-- Objective --
Your task is to repeat the records exactly from the line containing "Give me a plain-text" onward, through the final line.

-- Listed entries --
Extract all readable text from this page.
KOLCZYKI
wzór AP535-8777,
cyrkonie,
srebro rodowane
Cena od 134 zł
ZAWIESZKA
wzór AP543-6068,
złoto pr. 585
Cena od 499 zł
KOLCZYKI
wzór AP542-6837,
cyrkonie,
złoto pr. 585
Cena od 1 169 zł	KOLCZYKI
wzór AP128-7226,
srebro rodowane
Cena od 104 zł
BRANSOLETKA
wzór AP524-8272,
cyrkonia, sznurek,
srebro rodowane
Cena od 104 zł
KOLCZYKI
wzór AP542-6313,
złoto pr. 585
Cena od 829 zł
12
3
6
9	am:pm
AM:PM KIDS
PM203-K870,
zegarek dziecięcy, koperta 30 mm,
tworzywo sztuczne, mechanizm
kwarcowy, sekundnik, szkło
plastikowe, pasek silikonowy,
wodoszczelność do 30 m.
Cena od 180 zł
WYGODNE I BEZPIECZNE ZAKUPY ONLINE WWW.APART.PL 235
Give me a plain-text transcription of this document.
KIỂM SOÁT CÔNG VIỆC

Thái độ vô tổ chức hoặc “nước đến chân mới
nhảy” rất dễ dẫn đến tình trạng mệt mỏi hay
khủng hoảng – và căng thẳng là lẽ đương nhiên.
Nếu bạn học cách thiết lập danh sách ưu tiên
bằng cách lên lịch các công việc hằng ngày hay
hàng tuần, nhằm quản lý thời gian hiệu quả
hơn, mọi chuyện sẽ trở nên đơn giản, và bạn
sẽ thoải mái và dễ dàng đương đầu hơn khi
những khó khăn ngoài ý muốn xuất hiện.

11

-- Written solution --
Give me a plain-text transcription of this document.
KIỂM SOÁT CÔNG VIỆC

Thái độ vô tổ chức hoặc “nước đến chân mới
nhảy” rất dễ dẫn đến tình trạng mệt mỏi hay
khủng hoảng – và căng thẳng là lẽ đương nhiên.
Nếu bạn học cách thiết lập danh sách ưu tiên
bằng cách lên lịch các công việc hằng ngày hay
hàng tuần, nhằm quản lý thời gian hiệu quả
hơn, mọi chuyện sẽ trở nên đơn giản, và bạn
sẽ thoải mái và dễ dàng đương đầu hơn khi
những khó khăn ngoài ý muốn xuất hiện.

11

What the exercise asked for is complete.